● Stored items
════════════════
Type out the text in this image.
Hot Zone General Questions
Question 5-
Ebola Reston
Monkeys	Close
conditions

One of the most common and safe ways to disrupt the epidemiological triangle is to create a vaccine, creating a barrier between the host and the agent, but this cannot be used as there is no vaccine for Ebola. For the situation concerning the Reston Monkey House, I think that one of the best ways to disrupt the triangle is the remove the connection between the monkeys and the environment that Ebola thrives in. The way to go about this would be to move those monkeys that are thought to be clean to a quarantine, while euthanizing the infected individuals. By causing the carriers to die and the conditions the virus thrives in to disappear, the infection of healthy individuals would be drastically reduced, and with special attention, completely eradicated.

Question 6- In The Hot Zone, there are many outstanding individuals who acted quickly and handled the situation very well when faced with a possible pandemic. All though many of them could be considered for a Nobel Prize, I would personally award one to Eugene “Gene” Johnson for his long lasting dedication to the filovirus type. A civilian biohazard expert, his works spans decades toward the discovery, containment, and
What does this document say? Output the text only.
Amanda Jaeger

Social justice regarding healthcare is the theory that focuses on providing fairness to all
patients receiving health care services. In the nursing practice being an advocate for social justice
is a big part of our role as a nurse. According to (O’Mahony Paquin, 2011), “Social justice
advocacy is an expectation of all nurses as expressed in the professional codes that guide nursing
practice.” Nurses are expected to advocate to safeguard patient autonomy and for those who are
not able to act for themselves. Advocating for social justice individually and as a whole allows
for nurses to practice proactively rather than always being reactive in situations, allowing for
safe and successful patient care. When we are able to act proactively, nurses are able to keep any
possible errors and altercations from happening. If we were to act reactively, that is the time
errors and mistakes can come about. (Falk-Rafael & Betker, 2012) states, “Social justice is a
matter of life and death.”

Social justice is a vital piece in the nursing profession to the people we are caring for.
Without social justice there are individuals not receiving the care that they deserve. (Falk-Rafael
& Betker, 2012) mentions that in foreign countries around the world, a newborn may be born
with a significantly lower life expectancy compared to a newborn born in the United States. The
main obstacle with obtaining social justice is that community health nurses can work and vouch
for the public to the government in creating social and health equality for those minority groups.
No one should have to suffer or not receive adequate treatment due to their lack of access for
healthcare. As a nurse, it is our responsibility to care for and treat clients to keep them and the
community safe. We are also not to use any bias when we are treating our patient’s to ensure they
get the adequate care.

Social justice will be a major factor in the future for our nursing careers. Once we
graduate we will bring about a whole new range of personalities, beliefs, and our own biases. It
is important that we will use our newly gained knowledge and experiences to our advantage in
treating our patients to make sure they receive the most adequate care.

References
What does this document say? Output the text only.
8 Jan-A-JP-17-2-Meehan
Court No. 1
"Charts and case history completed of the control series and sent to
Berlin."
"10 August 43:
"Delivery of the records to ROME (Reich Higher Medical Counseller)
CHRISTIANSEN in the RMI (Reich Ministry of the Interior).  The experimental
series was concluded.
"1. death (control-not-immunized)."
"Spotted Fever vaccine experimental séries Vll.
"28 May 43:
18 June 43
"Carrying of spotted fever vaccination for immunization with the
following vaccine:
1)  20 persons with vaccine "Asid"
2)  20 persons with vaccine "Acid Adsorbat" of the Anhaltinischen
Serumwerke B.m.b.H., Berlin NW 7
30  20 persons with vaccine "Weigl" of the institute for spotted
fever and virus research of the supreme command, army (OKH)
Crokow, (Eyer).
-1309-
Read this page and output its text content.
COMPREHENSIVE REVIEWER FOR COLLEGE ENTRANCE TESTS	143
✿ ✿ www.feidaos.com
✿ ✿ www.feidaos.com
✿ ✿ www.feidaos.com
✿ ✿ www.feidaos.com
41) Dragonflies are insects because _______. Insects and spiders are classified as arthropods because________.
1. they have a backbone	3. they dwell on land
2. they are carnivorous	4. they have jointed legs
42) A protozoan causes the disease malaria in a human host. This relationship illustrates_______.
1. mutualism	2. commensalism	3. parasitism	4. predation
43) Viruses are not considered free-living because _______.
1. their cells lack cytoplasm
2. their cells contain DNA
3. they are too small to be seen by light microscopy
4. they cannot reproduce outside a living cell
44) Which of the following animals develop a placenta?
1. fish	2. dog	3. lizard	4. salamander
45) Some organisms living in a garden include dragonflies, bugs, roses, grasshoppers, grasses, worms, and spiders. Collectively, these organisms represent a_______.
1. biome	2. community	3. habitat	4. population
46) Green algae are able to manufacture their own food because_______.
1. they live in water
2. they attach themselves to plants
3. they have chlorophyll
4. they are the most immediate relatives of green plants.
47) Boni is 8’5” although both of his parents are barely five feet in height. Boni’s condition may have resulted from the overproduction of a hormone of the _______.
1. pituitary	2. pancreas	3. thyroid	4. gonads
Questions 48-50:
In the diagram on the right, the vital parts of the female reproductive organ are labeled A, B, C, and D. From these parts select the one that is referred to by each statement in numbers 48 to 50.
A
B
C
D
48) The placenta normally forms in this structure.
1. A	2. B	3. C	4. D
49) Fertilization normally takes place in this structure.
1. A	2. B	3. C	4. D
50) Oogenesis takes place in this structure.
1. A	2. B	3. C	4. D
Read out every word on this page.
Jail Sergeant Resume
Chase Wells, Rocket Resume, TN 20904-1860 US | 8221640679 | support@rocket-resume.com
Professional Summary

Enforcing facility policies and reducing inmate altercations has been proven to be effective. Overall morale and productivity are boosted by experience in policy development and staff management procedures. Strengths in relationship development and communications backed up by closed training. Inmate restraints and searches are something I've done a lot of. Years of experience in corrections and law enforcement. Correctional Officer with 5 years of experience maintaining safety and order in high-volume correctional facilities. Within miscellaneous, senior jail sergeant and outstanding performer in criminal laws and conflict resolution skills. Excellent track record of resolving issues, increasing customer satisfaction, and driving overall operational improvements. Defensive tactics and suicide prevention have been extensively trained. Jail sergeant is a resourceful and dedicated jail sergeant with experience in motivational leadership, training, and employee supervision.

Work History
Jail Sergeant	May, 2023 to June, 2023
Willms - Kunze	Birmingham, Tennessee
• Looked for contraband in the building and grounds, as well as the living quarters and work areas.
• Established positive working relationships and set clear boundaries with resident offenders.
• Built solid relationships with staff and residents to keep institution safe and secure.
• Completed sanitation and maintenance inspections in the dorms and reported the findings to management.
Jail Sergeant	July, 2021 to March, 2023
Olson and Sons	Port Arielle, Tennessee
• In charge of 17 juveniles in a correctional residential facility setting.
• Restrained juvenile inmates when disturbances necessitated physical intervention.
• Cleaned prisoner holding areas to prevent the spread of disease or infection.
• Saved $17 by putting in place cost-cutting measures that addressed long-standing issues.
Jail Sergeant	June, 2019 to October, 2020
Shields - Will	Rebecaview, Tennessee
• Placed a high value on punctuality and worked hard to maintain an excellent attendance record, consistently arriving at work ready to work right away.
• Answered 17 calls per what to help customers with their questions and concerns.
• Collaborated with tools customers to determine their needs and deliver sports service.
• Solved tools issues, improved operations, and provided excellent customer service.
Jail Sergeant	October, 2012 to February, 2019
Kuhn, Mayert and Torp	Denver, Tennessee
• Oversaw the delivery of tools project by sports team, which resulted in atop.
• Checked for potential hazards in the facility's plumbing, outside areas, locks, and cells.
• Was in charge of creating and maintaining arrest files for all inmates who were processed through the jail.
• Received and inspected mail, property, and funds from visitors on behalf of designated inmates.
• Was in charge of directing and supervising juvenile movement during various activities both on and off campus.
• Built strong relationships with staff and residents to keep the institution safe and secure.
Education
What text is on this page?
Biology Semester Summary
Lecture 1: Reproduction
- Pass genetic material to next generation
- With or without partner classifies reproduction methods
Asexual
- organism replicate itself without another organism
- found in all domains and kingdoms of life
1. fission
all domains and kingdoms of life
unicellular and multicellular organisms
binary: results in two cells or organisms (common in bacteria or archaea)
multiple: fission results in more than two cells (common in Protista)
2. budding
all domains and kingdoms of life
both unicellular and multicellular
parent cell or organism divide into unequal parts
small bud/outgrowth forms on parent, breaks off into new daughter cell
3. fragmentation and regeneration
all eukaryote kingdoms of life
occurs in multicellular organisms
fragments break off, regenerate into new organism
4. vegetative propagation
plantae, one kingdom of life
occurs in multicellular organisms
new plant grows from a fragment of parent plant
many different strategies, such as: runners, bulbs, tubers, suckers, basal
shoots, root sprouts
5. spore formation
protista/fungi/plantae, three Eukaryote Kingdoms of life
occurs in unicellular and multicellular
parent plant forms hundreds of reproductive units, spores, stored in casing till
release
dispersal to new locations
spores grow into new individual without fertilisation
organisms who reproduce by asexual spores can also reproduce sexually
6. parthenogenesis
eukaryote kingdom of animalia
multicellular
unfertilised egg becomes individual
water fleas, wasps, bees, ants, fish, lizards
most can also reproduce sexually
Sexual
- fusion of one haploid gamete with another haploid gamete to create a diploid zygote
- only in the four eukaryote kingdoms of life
════════════════
● REQUIREMENT
Copy each line in the entries above where "possible" turns up.

● ANSWER TO THIS TASK
Question 6- In The Hot Zone, there are many outstanding individuals who acted quickly and handled the situation very well when faced with a possible pandemic. All though many of them could be considered for a Nobel Prize, I would personally award one to Eugene “Gene” Johnson for his long lasting dedication to the filovirus type. A civilian biohazard expert, his works spans decades toward the discovery, containment, and
possible errors and altercations from happening. If we were to act reactively, that is the time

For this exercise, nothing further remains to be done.